- **Written instruction**:
Repeat the data verbatim.

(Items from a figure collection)
:::::

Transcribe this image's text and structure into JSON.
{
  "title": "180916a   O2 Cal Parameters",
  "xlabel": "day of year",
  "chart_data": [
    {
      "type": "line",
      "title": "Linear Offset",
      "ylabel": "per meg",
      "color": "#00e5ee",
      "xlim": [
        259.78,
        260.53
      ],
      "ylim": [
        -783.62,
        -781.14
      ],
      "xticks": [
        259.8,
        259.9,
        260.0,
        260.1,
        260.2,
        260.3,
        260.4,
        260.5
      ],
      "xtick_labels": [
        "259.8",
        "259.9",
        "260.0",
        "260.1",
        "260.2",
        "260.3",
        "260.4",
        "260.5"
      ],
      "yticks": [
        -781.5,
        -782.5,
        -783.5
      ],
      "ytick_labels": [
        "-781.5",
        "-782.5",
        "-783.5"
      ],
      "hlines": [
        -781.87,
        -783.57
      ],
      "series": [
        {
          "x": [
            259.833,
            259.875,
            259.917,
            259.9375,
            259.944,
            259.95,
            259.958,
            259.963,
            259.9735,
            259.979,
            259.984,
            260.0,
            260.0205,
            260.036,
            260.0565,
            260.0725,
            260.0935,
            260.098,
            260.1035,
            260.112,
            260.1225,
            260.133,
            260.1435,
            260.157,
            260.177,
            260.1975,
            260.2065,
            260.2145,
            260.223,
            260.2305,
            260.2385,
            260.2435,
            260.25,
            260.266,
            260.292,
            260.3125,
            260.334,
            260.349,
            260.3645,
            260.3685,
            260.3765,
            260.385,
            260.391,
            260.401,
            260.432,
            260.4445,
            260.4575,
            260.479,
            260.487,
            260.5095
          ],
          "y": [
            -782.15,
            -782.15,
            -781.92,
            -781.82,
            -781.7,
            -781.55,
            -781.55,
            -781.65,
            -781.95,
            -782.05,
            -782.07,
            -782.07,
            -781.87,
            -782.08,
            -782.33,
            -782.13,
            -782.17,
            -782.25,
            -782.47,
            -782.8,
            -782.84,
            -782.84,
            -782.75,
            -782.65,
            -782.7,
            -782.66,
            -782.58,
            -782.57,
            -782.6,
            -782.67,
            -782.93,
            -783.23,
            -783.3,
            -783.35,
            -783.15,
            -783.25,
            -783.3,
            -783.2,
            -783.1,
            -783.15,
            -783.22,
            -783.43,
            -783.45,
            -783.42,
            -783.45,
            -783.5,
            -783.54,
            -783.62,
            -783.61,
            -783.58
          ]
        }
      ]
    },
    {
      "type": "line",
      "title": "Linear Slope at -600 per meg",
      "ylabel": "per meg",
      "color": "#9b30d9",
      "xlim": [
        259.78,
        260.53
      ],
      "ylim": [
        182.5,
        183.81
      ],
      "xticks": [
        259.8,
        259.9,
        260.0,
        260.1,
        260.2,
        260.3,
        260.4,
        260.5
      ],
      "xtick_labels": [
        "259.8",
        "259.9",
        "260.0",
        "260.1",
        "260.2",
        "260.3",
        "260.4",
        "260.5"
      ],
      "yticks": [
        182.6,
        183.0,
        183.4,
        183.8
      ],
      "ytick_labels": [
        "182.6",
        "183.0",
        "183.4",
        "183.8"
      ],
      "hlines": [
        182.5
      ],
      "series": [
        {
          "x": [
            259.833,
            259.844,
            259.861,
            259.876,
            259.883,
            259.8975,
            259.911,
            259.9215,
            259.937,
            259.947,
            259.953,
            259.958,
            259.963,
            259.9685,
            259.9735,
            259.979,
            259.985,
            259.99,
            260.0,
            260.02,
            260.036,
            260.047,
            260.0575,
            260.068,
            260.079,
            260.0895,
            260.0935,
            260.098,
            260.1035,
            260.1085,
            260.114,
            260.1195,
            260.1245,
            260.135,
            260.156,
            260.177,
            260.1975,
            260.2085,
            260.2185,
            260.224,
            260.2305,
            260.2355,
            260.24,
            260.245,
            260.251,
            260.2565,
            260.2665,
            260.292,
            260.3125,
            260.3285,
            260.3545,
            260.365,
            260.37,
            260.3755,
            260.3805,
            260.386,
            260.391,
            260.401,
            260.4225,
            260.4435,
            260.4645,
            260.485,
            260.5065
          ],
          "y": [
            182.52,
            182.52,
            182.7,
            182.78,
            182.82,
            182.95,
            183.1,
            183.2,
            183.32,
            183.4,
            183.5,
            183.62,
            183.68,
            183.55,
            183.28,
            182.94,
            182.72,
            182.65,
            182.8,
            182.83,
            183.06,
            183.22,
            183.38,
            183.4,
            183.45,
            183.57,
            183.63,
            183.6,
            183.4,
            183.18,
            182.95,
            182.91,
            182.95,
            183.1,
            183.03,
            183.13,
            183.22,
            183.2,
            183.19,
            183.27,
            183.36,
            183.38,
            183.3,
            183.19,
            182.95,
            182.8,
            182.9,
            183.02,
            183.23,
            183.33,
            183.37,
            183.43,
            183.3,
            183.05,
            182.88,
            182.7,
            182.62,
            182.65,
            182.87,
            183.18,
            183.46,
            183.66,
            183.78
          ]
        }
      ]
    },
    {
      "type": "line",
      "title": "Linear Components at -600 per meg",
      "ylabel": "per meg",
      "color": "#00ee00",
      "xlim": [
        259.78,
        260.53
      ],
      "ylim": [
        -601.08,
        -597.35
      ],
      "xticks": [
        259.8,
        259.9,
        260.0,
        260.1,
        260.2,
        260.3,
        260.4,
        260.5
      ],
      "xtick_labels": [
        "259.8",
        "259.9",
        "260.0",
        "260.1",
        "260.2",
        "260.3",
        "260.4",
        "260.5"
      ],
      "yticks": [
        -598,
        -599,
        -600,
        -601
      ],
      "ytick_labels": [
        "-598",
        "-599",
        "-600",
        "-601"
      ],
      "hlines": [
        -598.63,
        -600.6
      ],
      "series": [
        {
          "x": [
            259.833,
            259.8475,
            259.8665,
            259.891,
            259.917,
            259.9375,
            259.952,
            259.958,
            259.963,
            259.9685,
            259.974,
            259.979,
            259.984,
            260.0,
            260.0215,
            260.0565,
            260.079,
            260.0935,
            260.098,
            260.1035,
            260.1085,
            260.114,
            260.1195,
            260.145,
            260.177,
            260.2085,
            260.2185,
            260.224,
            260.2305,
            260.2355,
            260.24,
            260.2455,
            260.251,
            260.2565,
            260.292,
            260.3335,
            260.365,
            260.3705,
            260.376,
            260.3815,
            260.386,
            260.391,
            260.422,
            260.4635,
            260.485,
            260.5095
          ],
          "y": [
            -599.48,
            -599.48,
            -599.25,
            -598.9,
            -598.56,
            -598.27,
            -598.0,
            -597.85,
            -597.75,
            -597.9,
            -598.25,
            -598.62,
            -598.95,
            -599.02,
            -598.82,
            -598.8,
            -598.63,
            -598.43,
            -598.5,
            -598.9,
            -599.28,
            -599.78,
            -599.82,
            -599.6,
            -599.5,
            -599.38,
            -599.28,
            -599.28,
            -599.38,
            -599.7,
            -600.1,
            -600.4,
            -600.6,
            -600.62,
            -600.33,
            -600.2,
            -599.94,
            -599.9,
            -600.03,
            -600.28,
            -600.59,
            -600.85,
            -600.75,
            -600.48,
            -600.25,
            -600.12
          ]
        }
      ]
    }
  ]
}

:::::

- **Task answer**:
Transcribe this image's text and structure into JSON.
{
  "title": "180916a   O2 Cal Parameters",
  "xlabel": "day of year",
  "chart_data": [
    {
      "type": "line",
      "title": "Linear Offset",
      "ylabel": "per meg",
      "color": "#00e5ee",
      "xlim": [
        259.78,
        260.53
      ],
      "ylim": [
        -783.62,
        -781.14
      ],
      "xticks": [
        259.8,
        259.9,
        260.0,
        260.1,
        260.2,
        260.3,
        260.4,
        260.5
      ],
      "xtick_labels": [
        "259.8",
        "259.9",
        "260.0",
        "260.1",
        "260.2",
        "260.3",
        "260.4",
        "260.5"
      ],
      "yticks": [
        -781.5,
        -782.5,
        -783.5
      ],
      "ytick_labels": [
        "-781.5",
        "-782.5",
        "-783.5"
      ],
      "hlines": [
        -781.87,
        -783.57
      ],
      "series": [
        {
          "x": [
            259.833,
            259.875,
            259.917,
            259.9375,
            259.944,
            259.95,
            259.958,
            259.963,
            259.9735,
            259.979,
            259.984,
            260.0,
            260.0205,
            260.036,
            260.0565,
            260.0725,
            260.0935,
            260.098,
            260.1035,
            260.112,
            260.1225,
            260.133,
            260.1435,
            260.157,
            260.177,
            260.1975,
            260.2065,
            260.2145,
            260.223,
            260.2305,
            260.2385,
            260.2435,
            260.25,
            260.266,
            260.292,
            260.3125,
            260.334,
            260.349,
            260.3645,
            260.3685,
            260.3765,
            260.385,
            260.391,
            260.401,
            260.432,
            260.4445,
            260.4575,
            260.479,
            260.487,
            260.5095
          ],
          "y": [
            -782.15,
            -782.15,
            -781.92,
            -781.82,
            -781.7,
            -781.55,
            -781.55,
            -781.65,
            -781.95,
            -782.05,
            -782.07,
            -782.07,
            -781.87,
            -782.08,
            -782.33,
            -782.13,
            -782.17,
            -782.25,
            -782.47,
            -782.8,
            -782.84,
            -782.84,
            -782.75,
            -782.65,
            -782.7,
            -782.66,
            -782.58,
            -782.57,
            -782.6,
            -782.67,
            -782.93,
            -783.23,
            -783.3,
            -783.35,
            -783.15,
            -783.25,
            -783.3,
            -783.2,
            -783.1,
            -783.15,
            -783.22,
            -783.43,
            -783.45,
            -783.42,
            -783.45,
            -783.5,
            -783.54,
            -783.62,
            -783.61,
            -783.58
          ]
        }
      ]
    },
    {
      "type": "line",
      "title": "Linear Slope at -600 per meg",
      "ylabel": "per meg",
      "color": "#9b30d9",
      "xlim": [
        259.78,
        260.53
      ],
      "ylim": [
        182.5,
        183.81
      ],
      "xticks": [
        259.8,
        259.9,
        260.0,
        260.1,
        260.2,
        260.3,
        260.4,
        260.5
      ],
      "xtick_labels": [
        "259.8",
        "259.9",
        "260.0",
        "260.1",
        "260.2",
        "260.3",
        "260.4",
        "260.5"
      ],
      "yticks": [
        182.6,
        183.0,
        183.4,
        183.8
      ],
      "ytick_labels": [
        "182.6",
        "183.0",
        "183.4",
        "183.8"
      ],
      "hlines": [
        182.5
      ],
      "series": [
        {
          "x": [
            259.833,
            259.844,
            259.861,
            259.876,
            259.883,
            259.8975,
            259.911,
            259.9215,
            259.937,
            259.947,
            259.953,
            259.958,
            259.963,
            259.9685,
            259.9735,
            259.979,
            259.985,
            259.99,
            260.0,
            260.02,
            260.036,
            260.047,
            260.0575,
            260.068,
            260.079,
            260.0895,
            260.0935,
            260.098,
            260.1035,
            260.1085,
            260.114,
            260.1195,
            260.1245,
            260.135,
            260.156,
            260.177,
            260.1975,
            260.2085,
            260.2185,
            260.224,
            260.2305,
            260.2355,
            260.24,
            260.245,
            260.251,
            260.2565,
            260.2665,
            260.292,
            260.3125,
            260.3285,
            260.3545,
            260.365,
            260.37,
            260.3755,
            260.3805,
            260.386,
            260.391,
            260.401,
            260.4225,
            260.4435,
            260.4645,
            260.485,
            260.5065
          ],
          "y": [
            182.52,
            182.52,
            182.7,
            182.78,
            182.82,
            182.95,
            183.1,
            183.2,
            183.32,
            183.4,
            183.5,
            183.62,
            183.68,
            183.55,
            183.28,
            182.94,
            182.72,
            182.65,
            182.8,
            182.83,
            183.06,
            183.22,
            183.38,
            183.4,
            183.45,
            183.57,
            183.63,
            183.6,
            183.4,
            183.18,
            182.95,
            182.91,
            182.95,
            183.1,
            183.03,
            183.13,
            183.22,
            183.2,
            183.19,
            183.27,
            183.36,
            183.38,
            183.3,
            183.19,
            182.95,
            182.8,
            182.9,
            183.02,
            183.23,
            183.33,
            183.37,
            183.43,
            183.3,
            183.05,
            182.88,
            182.7,
            182.62,
            182.65,
            182.87,
            183.18,
            183.46,
            183.66,
            183.78
          ]
        }
      ]
    },
    {
      "type": "line",
      "title": "Linear Components at -600 per meg",
      "ylabel": "per meg",
      "color": "#00ee00",
      "xlim": [
        259.78,
        260.53
      ],
      "ylim": [
        -601.08,
        -597.35
      ],
      "xticks": [
        259.8,
        259.9,
        260.0,
        260.1,
        260.2,
        260.3,
        260.4,
        260.5
      ],
      "xtick_labels": [
        "259.8",
        "259.9",
        "260.0",
        "260.1",
        "260.2",
        "260.3",
        "260.4",
        "260.5"
      ],
      "yticks": [
        -598,
        -599,
        -600,
        -601
      ],
      "ytick_labels": [
        "-598",
        "-599",
        "-600",
        "-601"
      ],
      "hlines": [
        -598.63,
        -600.6
      ],
      "series": [
        {
          "x": [
            259.833,
            259.8475,
            259.8665,
            259.891,
            259.917,
            259.9375,
            259.952,
            259.958,
            259.963,
            259.9685,
            259.974,
            259.979,
            259.984,
            260.0,
            260.0215,
            260.0565,
            260.079,
            260.0935,
            260.098,
            260.1035,
            260.1085,
            260.114,
            260.1195,
            260.145,
            260.177,
            260.2085,
            260.2185,
            260.224,
            260.2305,
            260.2355,
            260.24,
            260.2455,
            260.251,
            260.2565,
            260.292,
            260.3335,
            260.365,
            260.3705,
            260.376,
            260.3815,
            260.386,
            260.391,
            260.422,
            260.4635,
            260.485,
            260.5095
          ],
          "y": [
            -599.48,
            -599.48,
            -599.25,
            -598.9,
            -598.56,
            -598.27,
            -598.0,
            -597.85,
            -597.75,
            -597.9,
            -598.25,
            -598.62,
            -598.95,
            -599.02,
            -598.82,
            -598.8,
            -598.63,
            -598.43,
            -598.5,
            -598.9,
            -599.28,
            -599.78,
            -599.82,
            -599.6,
            -599.5,
            -599.38,
            -599.28,
            -599.28,
            -599.38,
            -599.7,
            -600.1,
            -600.4,
            -600.6,
            -600.62,
            -600.33,
            -600.2,
            -599.94,
            -599.9,
            -600.03,
            -600.28,
            -600.59,
            -600.85,
            -600.75,
            -600.48,
            -600.25,
            -600.12
          ]
        }
      ]
    }
  ]
}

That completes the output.